Brief
Write out the full listing again, exactly as it stands.

[Records from a collection]
* * * * * * *

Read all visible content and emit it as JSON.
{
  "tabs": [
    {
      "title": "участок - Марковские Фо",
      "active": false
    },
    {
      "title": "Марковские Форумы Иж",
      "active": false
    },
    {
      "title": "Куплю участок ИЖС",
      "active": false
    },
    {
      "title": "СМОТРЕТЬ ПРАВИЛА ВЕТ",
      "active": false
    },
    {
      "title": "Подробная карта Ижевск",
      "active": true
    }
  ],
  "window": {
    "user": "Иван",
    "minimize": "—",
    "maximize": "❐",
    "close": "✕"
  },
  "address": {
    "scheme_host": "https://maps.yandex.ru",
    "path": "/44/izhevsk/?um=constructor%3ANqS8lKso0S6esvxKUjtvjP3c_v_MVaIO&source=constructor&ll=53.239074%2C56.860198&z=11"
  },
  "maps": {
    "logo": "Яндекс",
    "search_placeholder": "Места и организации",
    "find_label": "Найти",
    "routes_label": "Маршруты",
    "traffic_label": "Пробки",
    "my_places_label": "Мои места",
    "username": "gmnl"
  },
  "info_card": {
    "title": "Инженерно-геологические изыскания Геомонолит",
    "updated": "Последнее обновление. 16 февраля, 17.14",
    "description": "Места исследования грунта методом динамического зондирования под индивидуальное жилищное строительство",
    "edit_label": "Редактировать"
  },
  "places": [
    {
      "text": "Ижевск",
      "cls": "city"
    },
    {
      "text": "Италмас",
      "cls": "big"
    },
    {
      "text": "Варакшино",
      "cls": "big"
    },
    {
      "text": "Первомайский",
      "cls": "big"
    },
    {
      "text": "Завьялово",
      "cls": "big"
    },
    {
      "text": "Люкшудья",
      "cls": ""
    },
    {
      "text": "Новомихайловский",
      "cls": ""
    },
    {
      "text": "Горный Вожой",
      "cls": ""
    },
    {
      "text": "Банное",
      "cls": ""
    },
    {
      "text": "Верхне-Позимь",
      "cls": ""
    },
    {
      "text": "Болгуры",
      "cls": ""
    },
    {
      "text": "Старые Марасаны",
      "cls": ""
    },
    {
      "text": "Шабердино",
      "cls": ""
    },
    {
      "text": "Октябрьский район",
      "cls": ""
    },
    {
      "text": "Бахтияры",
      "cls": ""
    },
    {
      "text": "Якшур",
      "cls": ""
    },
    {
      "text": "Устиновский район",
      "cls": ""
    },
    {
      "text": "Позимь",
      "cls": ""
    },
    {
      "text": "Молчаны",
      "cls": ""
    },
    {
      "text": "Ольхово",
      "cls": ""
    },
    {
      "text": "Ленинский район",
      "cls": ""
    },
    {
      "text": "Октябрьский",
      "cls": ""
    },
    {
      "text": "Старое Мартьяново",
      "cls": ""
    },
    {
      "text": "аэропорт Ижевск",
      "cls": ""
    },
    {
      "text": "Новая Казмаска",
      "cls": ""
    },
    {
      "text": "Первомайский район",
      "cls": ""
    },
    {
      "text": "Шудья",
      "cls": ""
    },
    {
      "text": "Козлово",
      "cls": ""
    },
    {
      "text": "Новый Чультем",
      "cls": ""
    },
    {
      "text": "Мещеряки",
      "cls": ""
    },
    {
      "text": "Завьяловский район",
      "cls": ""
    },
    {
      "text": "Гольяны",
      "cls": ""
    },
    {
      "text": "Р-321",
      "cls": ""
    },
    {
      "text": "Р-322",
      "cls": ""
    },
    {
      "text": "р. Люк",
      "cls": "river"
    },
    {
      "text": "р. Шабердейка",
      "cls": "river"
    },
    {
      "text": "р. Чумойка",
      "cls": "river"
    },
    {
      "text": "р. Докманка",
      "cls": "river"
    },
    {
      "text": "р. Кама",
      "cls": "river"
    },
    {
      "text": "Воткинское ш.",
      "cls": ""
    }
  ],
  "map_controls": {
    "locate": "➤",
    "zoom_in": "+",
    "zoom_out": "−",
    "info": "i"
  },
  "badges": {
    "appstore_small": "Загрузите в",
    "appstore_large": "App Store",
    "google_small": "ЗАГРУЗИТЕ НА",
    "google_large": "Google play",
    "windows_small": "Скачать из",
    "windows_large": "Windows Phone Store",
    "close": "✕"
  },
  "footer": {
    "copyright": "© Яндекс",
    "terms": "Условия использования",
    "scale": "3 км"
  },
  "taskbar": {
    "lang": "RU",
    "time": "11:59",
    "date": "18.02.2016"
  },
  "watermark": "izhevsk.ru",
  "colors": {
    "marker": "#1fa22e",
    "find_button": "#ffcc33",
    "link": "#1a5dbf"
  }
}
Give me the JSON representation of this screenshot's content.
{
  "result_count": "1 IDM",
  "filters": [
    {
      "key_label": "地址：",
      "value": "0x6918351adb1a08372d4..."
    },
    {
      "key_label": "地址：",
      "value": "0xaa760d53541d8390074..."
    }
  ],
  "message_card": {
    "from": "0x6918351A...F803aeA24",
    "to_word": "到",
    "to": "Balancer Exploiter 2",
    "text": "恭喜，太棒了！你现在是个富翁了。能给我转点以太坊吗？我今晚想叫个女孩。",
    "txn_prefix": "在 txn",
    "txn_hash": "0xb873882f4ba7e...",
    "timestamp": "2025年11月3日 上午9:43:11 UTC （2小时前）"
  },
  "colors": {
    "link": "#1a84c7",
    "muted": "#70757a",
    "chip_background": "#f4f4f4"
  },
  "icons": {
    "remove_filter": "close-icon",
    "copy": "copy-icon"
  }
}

* * * * * * *

Written response
Read all visible content and emit it as JSON.
{
  "tabs": [
    {
      "title": "участок - Марковские Фо",
      "active": false
    },
    {
      "title": "Марковские Форумы Иж",
      "active": false
    },
    {
      "title": "Куплю участок ИЖС",
      "active": false
    },
    {
      "title": "СМОТРЕТЬ ПРАВИЛА ВЕТ",
      "active": false
    },
    {
      "title": "Подробная карта Ижевск",
      "active": true
    }
  ],
  "window": {
    "user": "Иван",
    "minimize": "—",
    "maximize": "❐",
    "close": "✕"
  },
  "address": {
    "scheme_host": "https://maps.yandex.ru",
    "path": "/44/izhevsk/?um=constructor%3ANqS8lKso0S6esvxKUjtvjP3c_v_MVaIO&source=constructor&ll=53.239074%2C56.860198&z=11"
  },
  "maps": {
    "logo": "Яндекс",
    "search_placeholder": "Места и организации",
    "find_label": "Найти",
    "routes_label": "Маршруты",
    "traffic_label": "Пробки",
    "my_places_label": "Мои места",
    "username": "gmnl"
  },
  "info_card": {
    "title": "Инженерно-геологические изыскания Геомонолит",
    "updated": "Последнее обновление. 16 февраля, 17.14",
    "description": "Места исследования грунта методом динамического зондирования под индивидуальное жилищное строительство",
    "edit_label": "Редактировать"
  },
  "places": [
    {
      "text": "Ижевск",
      "cls": "city"
    },
    {
      "text": "Италмас",
      "cls": "big"
    },
    {
      "text": "Варакшино",
      "cls": "big"
    },
    {
      "text": "Первомайский",
      "cls": "big"
    },
    {
      "text": "Завьялово",
      "cls": "big"
    },
    {
      "text": "Люкшудья",
      "cls": ""
    },
    {
      "text": "Новомихайловский",
      "cls": ""
    },
    {
      "text": "Горный Вожой",
      "cls": ""
    },
    {
      "text": "Банное",
      "cls": ""
    },
    {
      "text": "Верхне-Позимь",
      "cls": ""
    },
    {
      "text": "Болгуры",
      "cls": ""
    },
    {
      "text": "Старые Марасаны",
      "cls": ""
    },
    {
      "text": "Шабердино",
      "cls": ""
    },
    {
      "text": "Октябрьский район",
      "cls": ""
    },
    {
      "text": "Бахтияры",
      "cls": ""
    },
    {
      "text": "Якшур",
      "cls": ""
    },
    {
      "text": "Устиновский район",
      "cls": ""
    },
    {
      "text": "Позимь",
      "cls": ""
    },
    {
      "text": "Молчаны",
      "cls": ""
    },
    {
      "text": "Ольхово",
      "cls": ""
    },
    {
      "text": "Ленинский район",
      "cls": ""
    },
    {
      "text": "Октябрьский",
      "cls": ""
    },
    {
      "text": "Старое Мартьяново",
      "cls": ""
    },
    {
      "text": "аэропорт Ижевск",
      "cls": ""
    },
    {
      "text": "Новая Казмаска",
      "cls": ""
    },
    {
      "text": "Первомайский район",
      "cls": ""
    },
    {
      "text": "Шудья",
      "cls": ""
    },
    {
      "text": "Козлово",
      "cls": ""
    },
    {
      "text": "Новый Чультем",
      "cls": ""
    },
    {
      "text": "Мещеряки",
      "cls": ""
    },
    {
      "text": "Завьяловский район",
      "cls": ""
    },
    {
      "text": "Гольяны",
      "cls": ""
    },
    {
      "text": "Р-321",
      "cls": ""
    },
    {
      "text": "Р-322",
      "cls": ""
    },
    {
      "text": "р. Люк",
      "cls": "river"
    },
    {
      "text": "р. Шабердейка",
      "cls": "river"
    },
    {
      "text": "р. Чумойка",
      "cls": "river"
    },
    {
      "text": "р. Докманка",
      "cls": "river"
    },
    {
      "text": "р. Кама",
      "cls": "river"
    },
    {
      "text": "Воткинское ш.",
      "cls": ""
    }
  ],
  "map_controls": {
    "locate": "➤",
    "zoom_in": "+",
    "zoom_out": "−",
    "info": "i"
  },
  "badges": {
    "appstore_small": "Загрузите в",
    "appstore_large": "App Store",
    "google_small": "ЗАГРУЗИТЕ НА",
    "google_large": "Google play",
    "windows_small": "Скачать из",
    "windows_large": "Windows Phone Store",
    "close": "✕"
  },
  "footer": {
    "copyright": "© Яндекс",
    "terms": "Условия использования",
    "scale": "3 км"
  },
  "taskbar": {
    "lang": "RU",
    "time": "11:59",
    "date": "18.02.2016"
  },
  "watermark": "izhevsk.ru",
  "colors": {
    "marker": "#1fa22e",
    "find_button": "#ffcc33",
    "link": "#1a5dbf"
  }
}
Give me the JSON representation of this screenshot's content.
{
  "result_count": "1 IDM",
  "filters": [
    {
      "key_label": "地址：",
      "value": "0x6918351adb1a08372d4..."
    },
    {
      "key_label": "地址：",
      "value": "0xaa760d53541d8390074..."
    }
  ],
  "message_card": {
    "from": "0x6918351A...F803aeA24",
    "to_word": "到",
    "to": "Balancer Exploiter 2",
    "text": "恭喜，太棒了！你现在是个富翁了。能给我转点以太坊吗？我今晚想叫个女孩。",
    "txn_prefix": "在 txn",
    "txn_hash": "0xb873882f4ba7e...",
    "timestamp": "2025年11月3日 上午9:43:11 UTC （2小时前）"
  },
  "colors": {
    "link": "#1a84c7",
    "muted": "#70757a",
    "chip_background": "#f4f4f4"
  },
  "icons": {
    "remove_filter": "close-icon",
    "copy": "copy-icon"
  }
}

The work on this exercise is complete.